**DIRECTION**
Repeat the material exactly as it appears.

START RECORDS FOR THE EXERCISE

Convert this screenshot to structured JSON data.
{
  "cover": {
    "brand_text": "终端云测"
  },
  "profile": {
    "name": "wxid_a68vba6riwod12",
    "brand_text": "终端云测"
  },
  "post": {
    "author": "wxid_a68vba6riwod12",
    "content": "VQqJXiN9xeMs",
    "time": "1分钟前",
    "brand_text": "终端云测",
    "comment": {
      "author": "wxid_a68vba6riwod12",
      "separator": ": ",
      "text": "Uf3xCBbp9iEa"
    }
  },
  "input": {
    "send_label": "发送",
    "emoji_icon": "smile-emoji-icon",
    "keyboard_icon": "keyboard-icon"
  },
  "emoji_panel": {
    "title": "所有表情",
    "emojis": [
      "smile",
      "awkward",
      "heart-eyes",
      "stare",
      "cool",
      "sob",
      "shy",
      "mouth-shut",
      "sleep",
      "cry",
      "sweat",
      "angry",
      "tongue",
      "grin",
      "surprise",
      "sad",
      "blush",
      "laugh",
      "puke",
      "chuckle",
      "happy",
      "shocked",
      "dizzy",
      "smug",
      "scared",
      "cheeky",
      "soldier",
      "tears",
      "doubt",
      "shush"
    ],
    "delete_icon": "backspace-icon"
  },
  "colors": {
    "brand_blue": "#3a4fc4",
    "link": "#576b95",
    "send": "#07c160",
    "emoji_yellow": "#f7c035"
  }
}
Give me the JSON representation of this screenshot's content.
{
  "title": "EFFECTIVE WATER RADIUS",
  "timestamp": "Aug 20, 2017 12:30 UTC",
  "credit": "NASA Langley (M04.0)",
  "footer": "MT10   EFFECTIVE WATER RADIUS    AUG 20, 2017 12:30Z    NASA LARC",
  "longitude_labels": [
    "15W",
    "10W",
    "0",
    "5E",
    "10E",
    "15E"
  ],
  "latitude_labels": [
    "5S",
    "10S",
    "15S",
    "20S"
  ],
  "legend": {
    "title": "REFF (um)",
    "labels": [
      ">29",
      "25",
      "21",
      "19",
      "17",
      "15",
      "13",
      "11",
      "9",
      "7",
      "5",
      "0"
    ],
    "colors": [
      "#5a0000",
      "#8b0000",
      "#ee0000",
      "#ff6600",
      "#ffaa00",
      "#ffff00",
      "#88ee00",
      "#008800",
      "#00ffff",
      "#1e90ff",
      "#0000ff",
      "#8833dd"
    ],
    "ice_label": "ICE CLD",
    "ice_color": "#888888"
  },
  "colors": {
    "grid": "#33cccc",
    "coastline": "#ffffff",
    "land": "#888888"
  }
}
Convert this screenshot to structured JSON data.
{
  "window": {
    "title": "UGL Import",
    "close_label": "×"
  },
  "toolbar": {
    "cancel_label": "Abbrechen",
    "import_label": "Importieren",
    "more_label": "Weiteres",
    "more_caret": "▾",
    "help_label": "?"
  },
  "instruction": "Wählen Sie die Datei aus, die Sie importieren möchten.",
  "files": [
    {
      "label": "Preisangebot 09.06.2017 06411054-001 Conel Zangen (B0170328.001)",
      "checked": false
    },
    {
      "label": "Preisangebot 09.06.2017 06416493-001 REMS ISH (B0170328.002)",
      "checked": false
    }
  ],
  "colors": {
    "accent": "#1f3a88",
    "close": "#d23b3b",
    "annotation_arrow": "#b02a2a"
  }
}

END RECORDS FOR THE EXERCISE

**FULL ANSWER**
Convert this screenshot to structured JSON data.
{
  "cover": {
    "brand_text": "终端云测"
  },
  "profile": {
    "name": "wxid_a68vba6riwod12",
    "brand_text": "终端云测"
  },
  "post": {
    "author": "wxid_a68vba6riwod12",
    "content": "VQqJXiN9xeMs",
    "time": "1分钟前",
    "brand_text": "终端云测",
    "comment": {
      "author": "wxid_a68vba6riwod12",
      "separator": ": ",
      "text": "Uf3xCBbp9iEa"
    }
  },
  "input": {
    "send_label": "发送",
    "emoji_icon": "smile-emoji-icon",
    "keyboard_icon": "keyboard-icon"
  },
  "emoji_panel": {
    "title": "所有表情",
    "emojis": [
      "smile",
      "awkward",
      "heart-eyes",
      "stare",
      "cool",
      "sob",
      "shy",
      "mouth-shut",
      "sleep",
      "cry",
      "sweat",
      "angry",
      "tongue",
      "grin",
      "surprise",
      "sad",
      "blush",
      "laugh",
      "puke",
      "chuckle",
      "happy",
      "shocked",
      "dizzy",
      "smug",
      "scared",
      "cheeky",
      "soldier",
      "tears",
      "doubt",
      "shush"
    ],
    "delete_icon": "backspace-icon"
  },
  "colors": {
    "brand_blue": "#3a4fc4",
    "link": "#576b95",
    "send": "#07c160",
    "emoji_yellow": "#f7c035"
  }
}
Give me the JSON representation of this screenshot's content.
{
  "title": "EFFECTIVE WATER RADIUS",
  "timestamp": "Aug 20, 2017 12:30 UTC",
  "credit": "NASA Langley (M04.0)",
  "footer": "MT10   EFFECTIVE WATER RADIUS    AUG 20, 2017 12:30Z    NASA LARC",
  "longitude_labels": [
    "15W",
    "10W",
    "0",
    "5E",
    "10E",
    "15E"
  ],
  "latitude_labels": [
    "5S",
    "10S",
    "15S",
    "20S"
  ],
  "legend": {
    "title": "REFF (um)",
    "labels": [
      ">29",
      "25",
      "21",
      "19",
      "17",
      "15",
      "13",
      "11",
      "9",
      "7",
      "5",
      "0"
    ],
    "colors": [
      "#5a0000",
      "#8b0000",
      "#ee0000",
      "#ff6600",
      "#ffaa00",
      "#ffff00",
      "#88ee00",
      "#008800",
      "#00ffff",
      "#1e90ff",
      "#0000ff",
      "#8833dd"
    ],
    "ice_label": "ICE CLD",
    "ice_color": "#888888"
  },
  "colors": {
    "grid": "#33cccc",
    "coastline": "#ffffff",
    "land": "#888888"
  }
}
Convert this screenshot to structured JSON data.
{
  "window": {
    "title": "UGL Import",
    "close_label": "×"
  },
  "toolbar": {
    "cancel_label": "Abbrechen",
    "import_label": "Importieren",
    "more_label": "Weiteres",
    "more_caret": "▾",
    "help_label": "?"
  },
  "instruction": "Wählen Sie die Datei aus, die Sie importieren möchten.",
  "files": [
    {
      "label": "Preisangebot 09.06.2017 06411054-001 Conel Zangen (B0170328.001)",
      "checked": false
    },
    {
      "label": "Preisangebot 09.06.2017 06416493-001 REMS ISH (B0170328.002)",
      "checked": false
    }
  ],
  "colors": {
    "accent": "#1f3a88",
    "close": "#d23b3b",
    "annotation_arrow": "#b02a2a"
  }
}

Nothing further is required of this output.